THE TASK: Please recast the entries as a JSON list of strings, one string per line, with blank lines dropped. Start with the very first line of the entries and go through the line with "- bar: [1423, 1275, 1436, 1505]", including both of those lines.

---------------

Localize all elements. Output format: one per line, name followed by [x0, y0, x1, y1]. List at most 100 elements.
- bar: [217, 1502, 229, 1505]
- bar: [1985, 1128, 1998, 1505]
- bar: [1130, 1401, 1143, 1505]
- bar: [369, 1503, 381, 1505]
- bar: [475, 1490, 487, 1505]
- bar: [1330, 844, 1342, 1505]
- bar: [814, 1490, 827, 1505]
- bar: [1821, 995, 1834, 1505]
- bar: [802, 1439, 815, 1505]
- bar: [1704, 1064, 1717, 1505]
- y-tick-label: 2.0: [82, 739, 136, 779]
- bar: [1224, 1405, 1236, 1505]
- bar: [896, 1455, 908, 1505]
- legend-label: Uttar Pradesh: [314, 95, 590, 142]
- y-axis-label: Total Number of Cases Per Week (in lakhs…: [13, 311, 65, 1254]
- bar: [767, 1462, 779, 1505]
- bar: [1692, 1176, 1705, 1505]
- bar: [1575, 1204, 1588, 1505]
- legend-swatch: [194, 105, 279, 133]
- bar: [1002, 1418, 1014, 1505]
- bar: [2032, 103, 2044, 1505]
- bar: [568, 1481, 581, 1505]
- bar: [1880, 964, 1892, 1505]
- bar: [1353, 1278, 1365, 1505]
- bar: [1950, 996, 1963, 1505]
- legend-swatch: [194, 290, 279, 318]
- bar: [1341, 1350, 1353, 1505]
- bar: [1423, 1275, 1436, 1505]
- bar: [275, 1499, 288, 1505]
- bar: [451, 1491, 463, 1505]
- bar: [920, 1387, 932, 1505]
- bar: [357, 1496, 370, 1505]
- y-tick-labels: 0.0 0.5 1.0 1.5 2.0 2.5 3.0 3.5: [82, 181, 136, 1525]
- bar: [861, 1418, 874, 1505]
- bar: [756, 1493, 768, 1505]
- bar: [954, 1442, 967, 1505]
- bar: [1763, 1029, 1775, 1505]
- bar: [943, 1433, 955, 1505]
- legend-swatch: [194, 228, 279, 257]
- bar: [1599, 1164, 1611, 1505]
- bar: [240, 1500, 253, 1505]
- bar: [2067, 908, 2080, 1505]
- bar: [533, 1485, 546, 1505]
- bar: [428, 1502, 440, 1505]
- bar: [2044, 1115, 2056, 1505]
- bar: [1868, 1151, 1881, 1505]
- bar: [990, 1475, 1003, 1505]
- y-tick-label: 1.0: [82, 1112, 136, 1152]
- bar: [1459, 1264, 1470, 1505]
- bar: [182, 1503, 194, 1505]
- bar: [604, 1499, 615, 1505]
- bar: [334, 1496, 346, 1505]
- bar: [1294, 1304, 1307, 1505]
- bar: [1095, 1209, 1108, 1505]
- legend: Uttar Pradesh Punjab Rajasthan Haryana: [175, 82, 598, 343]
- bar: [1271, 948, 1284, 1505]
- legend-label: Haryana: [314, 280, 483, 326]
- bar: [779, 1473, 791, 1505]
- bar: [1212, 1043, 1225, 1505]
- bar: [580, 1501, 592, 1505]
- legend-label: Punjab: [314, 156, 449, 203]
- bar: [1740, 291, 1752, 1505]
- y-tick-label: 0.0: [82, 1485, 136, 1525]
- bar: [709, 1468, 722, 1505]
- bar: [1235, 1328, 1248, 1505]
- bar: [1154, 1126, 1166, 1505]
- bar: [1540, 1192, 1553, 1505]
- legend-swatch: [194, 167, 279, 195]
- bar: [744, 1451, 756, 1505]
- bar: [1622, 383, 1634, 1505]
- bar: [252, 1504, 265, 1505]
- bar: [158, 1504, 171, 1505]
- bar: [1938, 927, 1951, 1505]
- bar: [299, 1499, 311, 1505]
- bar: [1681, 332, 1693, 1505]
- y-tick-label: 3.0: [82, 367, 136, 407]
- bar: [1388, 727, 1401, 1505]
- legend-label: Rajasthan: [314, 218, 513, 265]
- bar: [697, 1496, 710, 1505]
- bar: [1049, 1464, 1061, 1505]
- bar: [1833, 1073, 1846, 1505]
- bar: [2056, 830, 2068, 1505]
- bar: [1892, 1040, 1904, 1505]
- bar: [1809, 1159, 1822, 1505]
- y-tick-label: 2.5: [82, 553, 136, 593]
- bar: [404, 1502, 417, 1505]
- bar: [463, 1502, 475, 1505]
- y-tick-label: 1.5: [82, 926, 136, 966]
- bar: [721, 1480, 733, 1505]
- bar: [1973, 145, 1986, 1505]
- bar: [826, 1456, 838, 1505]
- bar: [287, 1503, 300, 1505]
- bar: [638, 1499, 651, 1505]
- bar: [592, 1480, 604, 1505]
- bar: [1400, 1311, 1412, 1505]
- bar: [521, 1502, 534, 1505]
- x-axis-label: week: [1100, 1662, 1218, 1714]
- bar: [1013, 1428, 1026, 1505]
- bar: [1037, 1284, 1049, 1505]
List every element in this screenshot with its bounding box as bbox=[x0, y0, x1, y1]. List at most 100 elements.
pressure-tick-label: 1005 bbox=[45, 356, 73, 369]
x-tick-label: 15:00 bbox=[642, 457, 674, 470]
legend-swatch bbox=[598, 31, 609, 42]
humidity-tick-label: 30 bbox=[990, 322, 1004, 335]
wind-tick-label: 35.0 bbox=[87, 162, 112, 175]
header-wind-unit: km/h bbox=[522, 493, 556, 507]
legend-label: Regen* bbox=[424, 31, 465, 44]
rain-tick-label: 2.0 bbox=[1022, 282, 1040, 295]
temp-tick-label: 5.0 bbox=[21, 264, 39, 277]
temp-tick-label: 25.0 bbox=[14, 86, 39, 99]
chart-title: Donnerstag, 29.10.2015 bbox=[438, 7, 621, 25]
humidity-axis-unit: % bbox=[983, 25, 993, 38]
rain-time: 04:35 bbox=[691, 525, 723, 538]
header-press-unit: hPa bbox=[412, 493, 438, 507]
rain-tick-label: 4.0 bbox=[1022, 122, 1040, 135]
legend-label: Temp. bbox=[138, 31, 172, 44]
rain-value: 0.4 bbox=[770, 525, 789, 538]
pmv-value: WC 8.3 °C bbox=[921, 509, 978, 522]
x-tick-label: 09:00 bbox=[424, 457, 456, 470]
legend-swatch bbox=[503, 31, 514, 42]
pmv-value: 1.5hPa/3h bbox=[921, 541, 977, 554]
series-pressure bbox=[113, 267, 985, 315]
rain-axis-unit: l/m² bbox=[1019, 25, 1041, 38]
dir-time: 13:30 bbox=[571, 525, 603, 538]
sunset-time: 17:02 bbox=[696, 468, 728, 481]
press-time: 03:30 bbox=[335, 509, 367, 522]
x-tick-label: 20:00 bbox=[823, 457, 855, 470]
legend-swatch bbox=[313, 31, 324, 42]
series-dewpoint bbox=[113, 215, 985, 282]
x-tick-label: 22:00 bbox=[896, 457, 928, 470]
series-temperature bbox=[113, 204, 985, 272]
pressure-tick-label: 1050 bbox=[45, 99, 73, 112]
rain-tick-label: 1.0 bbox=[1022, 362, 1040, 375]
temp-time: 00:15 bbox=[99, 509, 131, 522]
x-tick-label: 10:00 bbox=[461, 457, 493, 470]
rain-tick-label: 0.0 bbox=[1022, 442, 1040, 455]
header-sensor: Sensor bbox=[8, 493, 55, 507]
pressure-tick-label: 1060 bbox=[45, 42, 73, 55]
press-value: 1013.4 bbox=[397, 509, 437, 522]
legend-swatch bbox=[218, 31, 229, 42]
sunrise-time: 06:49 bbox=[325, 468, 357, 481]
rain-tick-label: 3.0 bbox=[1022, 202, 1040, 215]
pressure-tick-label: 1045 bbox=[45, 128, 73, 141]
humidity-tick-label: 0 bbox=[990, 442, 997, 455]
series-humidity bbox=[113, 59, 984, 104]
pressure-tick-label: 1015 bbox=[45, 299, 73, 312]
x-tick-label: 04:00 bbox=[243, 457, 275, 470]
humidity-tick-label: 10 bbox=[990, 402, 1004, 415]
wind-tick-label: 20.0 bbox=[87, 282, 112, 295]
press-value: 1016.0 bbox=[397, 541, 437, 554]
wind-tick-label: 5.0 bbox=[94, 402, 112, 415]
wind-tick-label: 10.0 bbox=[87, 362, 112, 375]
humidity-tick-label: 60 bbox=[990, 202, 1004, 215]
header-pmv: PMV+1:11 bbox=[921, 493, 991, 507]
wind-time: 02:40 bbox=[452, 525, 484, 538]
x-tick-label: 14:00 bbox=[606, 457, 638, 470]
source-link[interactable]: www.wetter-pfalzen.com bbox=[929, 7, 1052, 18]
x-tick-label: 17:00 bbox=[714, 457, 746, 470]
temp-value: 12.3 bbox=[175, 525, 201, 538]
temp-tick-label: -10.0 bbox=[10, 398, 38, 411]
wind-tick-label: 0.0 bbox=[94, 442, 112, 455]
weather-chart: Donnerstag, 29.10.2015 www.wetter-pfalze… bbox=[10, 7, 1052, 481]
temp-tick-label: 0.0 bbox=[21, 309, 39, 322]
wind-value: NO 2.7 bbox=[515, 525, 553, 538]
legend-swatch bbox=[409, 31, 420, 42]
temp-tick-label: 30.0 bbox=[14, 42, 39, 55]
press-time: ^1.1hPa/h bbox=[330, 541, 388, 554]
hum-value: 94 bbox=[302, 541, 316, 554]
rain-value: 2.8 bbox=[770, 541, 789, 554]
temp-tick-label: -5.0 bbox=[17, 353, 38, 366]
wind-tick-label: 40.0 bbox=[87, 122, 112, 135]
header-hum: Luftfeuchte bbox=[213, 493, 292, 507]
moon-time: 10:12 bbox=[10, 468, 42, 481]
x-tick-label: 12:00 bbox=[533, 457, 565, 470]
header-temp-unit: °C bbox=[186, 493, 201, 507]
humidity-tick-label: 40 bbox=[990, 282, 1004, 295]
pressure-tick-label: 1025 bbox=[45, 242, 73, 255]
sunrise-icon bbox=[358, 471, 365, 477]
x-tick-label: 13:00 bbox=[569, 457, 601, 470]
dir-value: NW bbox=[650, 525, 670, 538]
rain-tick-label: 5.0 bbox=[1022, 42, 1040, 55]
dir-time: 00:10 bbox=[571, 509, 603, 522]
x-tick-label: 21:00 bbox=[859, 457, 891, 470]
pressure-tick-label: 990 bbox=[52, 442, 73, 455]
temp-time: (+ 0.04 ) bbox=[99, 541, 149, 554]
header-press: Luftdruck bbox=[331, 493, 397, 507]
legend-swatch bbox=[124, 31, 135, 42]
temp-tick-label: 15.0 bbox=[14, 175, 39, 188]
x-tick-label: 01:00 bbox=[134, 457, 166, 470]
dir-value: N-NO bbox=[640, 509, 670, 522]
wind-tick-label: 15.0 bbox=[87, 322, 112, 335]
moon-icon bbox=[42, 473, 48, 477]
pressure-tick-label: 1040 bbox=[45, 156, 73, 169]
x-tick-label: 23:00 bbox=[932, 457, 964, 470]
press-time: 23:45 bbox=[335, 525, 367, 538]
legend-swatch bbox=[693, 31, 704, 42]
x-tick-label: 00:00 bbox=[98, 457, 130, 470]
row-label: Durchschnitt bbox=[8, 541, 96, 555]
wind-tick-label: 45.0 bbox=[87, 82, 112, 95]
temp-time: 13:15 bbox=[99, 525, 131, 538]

---------------

ANSWER TO THE TASK:
[
  "Localize all elements. Output format: one per line, name followed by [x0, y0, x1, y1]. List at most 100 elements.",
  "- bar: [217, 1502, 229, 1505]",
  "- bar: [1985, 1128, 1998, 1505]",
  "- bar: [1130, 1401, 1143, 1505]",
  "- bar: [369, 1503, 381, 1505]",
  "- bar: [475, 1490, 487, 1505]",
  "- bar: [1330, 844, 1342, 1505]",
  "- bar: [814, 1490, 827, 1505]",
  "- bar: [1821, 995, 1834, 1505]",
  "- bar: [802, 1439, 815, 1505]",
  "- bar: [1704, 1064, 1717, 1505]",
  "- y-tick-label: 2.0: [82, 739, 136, 779]",
  "- bar: [1224, 1405, 1236, 1505]",
  "- bar: [896, 1455, 908, 1505]",
  "- legend-label: Uttar Pradesh: [314, 95, 590, 142]",
  "- y-axis-label: Total Number of Cases Per Week (in lakhs…: [13, 311, 65, 1254]",
  "- bar: [767, 1462, 779, 1505]",
  "- bar: [1692, 1176, 1705, 1505]",
  "- bar: [1575, 1204, 1588, 1505]",
  "- legend-swatch: [194, 105, 279, 133]",
  "- bar: [1002, 1418, 1014, 1505]",
  "- bar: [2032, 103, 2044, 1505]",
  "- bar: [568, 1481, 581, 1505]",
  "- bar: [1880, 964, 1892, 1505]",
  "- bar: [1353, 1278, 1365, 1505]",
  "- bar: [1950, 996, 1963, 1505]",
  "- legend-swatch: [194, 290, 279, 318]",
  "- bar: [1341, 1350, 1353, 1505]",
  "- bar: [1423, 1275, 1436, 1505]"
]